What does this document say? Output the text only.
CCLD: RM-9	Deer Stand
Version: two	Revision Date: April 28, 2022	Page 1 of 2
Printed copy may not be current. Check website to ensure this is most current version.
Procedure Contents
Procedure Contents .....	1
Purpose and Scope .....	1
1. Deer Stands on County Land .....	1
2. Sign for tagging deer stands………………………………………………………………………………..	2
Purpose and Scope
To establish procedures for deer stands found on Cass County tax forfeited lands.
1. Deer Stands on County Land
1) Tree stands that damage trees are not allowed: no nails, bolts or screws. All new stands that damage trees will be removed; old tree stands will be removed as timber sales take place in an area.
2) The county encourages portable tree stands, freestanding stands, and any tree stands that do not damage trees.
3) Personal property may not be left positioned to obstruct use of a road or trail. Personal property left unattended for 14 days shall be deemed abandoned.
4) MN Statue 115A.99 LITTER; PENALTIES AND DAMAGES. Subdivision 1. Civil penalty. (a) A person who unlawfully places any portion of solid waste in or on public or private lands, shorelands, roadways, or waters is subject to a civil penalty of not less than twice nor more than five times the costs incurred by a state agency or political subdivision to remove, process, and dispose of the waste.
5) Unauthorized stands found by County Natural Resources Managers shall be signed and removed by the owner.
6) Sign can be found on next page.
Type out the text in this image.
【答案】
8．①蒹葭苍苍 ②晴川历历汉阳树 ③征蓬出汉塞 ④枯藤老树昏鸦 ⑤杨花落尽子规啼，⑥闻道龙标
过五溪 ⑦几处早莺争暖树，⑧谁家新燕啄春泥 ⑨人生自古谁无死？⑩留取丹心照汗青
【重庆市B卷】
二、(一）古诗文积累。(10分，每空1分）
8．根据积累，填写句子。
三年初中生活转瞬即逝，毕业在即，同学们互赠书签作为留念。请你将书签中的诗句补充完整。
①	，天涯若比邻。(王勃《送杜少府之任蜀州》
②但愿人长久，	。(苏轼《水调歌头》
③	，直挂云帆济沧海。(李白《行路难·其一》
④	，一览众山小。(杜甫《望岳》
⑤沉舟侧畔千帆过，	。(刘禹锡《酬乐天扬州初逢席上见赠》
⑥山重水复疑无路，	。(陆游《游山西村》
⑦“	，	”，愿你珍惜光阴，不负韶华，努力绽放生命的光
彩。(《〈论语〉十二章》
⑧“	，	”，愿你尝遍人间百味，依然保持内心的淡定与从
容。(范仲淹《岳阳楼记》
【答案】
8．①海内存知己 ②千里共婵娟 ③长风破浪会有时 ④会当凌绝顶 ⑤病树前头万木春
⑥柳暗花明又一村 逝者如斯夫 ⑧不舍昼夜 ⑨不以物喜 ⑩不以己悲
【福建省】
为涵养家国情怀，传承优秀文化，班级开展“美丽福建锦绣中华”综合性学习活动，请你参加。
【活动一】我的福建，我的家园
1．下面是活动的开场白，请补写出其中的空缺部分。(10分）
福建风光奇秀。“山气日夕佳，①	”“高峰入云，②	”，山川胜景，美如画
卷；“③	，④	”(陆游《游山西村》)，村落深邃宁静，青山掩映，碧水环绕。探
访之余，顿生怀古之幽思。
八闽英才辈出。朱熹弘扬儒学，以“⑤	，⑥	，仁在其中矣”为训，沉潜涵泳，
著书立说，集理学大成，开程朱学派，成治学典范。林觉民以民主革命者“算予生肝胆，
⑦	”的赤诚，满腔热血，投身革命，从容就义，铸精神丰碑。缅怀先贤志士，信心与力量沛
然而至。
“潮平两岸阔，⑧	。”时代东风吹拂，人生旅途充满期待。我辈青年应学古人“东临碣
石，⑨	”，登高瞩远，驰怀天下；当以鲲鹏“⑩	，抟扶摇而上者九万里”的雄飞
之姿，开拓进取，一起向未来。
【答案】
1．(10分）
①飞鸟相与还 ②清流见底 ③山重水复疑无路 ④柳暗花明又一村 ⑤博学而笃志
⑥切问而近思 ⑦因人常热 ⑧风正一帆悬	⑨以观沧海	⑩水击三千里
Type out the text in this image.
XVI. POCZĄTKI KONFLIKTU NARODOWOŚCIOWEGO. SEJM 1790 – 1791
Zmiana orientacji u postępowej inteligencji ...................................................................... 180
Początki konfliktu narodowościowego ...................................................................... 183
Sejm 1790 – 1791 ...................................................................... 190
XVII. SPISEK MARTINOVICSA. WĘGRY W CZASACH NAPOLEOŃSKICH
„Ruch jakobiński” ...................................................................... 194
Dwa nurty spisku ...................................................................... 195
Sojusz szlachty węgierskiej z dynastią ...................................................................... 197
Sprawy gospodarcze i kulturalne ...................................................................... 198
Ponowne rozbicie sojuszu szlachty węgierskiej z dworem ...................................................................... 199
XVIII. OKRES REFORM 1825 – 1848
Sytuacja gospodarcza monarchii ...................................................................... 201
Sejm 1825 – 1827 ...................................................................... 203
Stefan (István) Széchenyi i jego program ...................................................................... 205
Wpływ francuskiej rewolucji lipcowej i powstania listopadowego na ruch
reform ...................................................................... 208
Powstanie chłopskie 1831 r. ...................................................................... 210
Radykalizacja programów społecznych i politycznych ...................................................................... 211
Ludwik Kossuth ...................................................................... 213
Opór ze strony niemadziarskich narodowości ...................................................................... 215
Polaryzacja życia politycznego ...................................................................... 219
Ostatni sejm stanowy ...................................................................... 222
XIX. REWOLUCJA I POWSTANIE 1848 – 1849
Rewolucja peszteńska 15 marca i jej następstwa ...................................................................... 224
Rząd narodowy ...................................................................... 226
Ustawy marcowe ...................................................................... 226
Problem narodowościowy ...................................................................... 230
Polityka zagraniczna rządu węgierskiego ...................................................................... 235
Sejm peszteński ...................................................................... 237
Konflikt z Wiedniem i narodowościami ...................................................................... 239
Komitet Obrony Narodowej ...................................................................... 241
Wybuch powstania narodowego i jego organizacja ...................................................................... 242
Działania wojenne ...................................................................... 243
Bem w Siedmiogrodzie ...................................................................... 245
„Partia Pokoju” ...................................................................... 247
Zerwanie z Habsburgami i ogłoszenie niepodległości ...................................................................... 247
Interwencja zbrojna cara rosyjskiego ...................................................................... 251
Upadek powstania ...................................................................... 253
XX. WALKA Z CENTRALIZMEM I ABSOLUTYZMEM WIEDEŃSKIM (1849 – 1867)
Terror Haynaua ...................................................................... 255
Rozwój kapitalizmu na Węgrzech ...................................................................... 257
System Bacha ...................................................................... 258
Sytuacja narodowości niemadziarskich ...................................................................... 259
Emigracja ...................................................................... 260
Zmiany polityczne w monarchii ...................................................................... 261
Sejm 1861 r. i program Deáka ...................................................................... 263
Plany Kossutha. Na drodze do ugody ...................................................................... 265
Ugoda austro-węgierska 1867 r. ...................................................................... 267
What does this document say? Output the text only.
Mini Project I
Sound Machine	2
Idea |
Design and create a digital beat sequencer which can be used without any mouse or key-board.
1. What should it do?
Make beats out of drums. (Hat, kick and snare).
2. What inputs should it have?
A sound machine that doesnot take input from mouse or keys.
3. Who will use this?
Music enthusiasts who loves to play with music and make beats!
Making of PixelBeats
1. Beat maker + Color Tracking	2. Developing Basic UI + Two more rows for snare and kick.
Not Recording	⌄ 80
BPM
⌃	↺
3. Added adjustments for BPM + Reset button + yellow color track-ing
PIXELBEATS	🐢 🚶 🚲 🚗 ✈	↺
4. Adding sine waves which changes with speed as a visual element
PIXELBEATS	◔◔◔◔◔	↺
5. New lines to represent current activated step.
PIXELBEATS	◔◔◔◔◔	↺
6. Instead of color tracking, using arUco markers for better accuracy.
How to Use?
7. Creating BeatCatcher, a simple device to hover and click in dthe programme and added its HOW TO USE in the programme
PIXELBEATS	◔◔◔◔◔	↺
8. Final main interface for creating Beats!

= = =

> **GOAL OF THE EXERCISE**
Count each line where the string "will" occurs, and write only the number.

> **TASK SOLUTION**
2